▶ [Supplied records]
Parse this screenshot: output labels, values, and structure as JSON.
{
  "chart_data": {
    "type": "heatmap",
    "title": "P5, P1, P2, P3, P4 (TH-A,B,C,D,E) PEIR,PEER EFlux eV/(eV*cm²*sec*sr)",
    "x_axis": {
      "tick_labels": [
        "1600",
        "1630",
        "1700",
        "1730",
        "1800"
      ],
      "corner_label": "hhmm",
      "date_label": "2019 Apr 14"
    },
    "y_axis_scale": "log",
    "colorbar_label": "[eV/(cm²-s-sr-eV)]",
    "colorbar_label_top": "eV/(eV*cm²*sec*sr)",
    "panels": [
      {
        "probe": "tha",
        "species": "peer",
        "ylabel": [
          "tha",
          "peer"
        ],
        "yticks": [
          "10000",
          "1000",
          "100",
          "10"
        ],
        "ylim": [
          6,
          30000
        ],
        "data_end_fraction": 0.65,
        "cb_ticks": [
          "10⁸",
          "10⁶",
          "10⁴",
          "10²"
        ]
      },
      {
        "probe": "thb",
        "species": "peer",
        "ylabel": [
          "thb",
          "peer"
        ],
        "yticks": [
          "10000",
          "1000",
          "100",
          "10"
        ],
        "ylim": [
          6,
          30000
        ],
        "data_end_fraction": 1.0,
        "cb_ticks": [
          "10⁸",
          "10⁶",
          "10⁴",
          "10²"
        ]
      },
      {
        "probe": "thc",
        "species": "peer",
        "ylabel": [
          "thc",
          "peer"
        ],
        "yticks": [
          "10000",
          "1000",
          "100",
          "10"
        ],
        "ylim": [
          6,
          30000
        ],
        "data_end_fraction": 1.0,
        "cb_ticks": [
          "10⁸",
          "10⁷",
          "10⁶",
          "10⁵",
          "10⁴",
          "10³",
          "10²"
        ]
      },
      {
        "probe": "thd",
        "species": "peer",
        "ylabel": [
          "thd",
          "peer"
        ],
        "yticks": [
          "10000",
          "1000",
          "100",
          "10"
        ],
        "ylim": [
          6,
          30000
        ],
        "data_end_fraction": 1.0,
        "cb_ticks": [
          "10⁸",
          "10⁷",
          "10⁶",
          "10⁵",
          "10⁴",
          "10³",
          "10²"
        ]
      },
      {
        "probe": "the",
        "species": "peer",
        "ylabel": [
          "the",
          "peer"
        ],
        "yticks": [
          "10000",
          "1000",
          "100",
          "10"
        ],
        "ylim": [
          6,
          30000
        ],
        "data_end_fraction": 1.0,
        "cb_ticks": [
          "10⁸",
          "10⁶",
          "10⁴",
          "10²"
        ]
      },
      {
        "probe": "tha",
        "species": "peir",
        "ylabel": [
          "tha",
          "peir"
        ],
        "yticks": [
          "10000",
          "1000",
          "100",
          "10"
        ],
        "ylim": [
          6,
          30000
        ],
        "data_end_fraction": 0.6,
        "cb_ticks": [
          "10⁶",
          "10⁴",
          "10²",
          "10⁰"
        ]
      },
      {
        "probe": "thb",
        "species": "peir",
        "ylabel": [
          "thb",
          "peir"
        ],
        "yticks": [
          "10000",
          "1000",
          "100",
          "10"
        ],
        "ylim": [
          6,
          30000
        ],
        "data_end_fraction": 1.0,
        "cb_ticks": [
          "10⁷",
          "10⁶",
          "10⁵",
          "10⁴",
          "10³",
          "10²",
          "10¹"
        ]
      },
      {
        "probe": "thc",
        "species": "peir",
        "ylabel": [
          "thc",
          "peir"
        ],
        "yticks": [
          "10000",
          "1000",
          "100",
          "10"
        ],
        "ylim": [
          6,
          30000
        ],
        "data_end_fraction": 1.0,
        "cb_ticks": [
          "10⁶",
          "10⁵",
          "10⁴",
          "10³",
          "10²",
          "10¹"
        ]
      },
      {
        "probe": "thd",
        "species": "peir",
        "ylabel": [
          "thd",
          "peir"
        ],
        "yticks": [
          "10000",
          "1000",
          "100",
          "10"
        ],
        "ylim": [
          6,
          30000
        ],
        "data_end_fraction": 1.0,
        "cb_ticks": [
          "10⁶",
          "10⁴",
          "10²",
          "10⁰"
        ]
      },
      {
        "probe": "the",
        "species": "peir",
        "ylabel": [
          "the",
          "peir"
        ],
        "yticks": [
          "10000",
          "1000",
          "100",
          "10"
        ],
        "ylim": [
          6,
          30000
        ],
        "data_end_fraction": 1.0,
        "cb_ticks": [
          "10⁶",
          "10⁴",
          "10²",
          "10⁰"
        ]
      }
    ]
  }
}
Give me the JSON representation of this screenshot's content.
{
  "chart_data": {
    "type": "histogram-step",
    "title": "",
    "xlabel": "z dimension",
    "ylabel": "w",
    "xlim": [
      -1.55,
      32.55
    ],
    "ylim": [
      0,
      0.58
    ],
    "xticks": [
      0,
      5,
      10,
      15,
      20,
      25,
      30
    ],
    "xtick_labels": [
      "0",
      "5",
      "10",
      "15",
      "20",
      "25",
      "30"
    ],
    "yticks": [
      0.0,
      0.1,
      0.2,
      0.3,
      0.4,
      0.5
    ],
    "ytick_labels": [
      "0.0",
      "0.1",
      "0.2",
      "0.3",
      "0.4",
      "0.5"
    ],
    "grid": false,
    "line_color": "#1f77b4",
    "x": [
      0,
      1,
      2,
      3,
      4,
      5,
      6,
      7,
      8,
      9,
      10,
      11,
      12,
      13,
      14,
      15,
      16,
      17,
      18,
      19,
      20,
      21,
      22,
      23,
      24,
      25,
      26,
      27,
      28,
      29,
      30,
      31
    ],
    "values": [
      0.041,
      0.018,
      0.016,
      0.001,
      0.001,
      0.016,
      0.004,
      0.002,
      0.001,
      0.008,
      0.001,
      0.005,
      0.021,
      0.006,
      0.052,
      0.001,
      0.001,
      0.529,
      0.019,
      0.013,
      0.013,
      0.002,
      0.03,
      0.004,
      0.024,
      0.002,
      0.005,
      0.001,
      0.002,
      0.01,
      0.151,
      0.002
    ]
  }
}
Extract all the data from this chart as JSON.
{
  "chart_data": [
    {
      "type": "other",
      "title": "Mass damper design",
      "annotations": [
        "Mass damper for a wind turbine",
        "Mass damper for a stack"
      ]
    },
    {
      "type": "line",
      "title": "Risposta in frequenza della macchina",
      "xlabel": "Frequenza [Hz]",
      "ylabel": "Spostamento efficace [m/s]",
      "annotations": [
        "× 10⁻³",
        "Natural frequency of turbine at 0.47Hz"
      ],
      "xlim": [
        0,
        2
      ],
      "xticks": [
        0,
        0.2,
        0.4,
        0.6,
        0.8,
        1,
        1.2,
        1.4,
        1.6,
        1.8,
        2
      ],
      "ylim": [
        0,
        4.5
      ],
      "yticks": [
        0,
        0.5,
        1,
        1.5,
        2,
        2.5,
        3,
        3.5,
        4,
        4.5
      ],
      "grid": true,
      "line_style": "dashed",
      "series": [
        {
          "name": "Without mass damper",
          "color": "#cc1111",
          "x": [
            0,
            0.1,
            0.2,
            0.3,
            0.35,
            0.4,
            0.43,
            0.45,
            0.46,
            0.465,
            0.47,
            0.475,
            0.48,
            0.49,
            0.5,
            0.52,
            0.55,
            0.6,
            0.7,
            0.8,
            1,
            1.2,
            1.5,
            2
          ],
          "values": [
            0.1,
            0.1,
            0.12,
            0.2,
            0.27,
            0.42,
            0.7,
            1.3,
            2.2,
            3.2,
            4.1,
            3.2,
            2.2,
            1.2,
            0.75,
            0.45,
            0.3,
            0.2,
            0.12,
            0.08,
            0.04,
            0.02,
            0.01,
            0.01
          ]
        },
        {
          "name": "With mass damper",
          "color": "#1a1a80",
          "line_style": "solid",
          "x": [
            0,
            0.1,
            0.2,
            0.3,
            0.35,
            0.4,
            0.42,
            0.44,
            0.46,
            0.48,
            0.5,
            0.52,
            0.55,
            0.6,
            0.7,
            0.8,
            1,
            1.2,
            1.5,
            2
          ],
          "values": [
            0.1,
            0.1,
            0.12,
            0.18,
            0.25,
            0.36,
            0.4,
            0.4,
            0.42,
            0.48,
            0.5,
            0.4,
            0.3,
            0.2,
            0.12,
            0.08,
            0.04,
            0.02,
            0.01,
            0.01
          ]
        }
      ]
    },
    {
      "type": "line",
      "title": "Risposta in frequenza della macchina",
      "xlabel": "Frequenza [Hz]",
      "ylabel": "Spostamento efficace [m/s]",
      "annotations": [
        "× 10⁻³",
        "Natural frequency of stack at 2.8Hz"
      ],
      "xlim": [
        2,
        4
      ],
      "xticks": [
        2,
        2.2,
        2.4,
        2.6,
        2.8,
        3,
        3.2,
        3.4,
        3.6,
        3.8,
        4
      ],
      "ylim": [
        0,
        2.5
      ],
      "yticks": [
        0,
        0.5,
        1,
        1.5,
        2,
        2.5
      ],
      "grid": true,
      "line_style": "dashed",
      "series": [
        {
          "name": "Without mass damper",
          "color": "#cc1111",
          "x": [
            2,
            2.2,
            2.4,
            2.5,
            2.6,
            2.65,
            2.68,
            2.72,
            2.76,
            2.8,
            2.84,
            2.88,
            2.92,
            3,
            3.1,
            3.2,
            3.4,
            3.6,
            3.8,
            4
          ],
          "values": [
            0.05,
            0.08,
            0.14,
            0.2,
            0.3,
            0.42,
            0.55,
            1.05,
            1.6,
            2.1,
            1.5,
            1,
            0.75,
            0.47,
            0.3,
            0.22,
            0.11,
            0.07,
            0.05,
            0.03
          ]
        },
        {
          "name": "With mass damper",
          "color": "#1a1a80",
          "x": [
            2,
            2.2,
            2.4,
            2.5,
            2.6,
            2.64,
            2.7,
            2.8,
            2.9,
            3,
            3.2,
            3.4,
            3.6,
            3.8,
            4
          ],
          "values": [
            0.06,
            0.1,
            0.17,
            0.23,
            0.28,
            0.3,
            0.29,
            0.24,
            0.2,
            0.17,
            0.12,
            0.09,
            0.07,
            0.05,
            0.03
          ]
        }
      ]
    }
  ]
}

▶ [Directions] Return each line among the entries that holds the word "type".

▶ [The output]
    "type": "heatmap",
    "type": "histogram-step",
      "type": "other",
      "type": "line",
      "type": "line",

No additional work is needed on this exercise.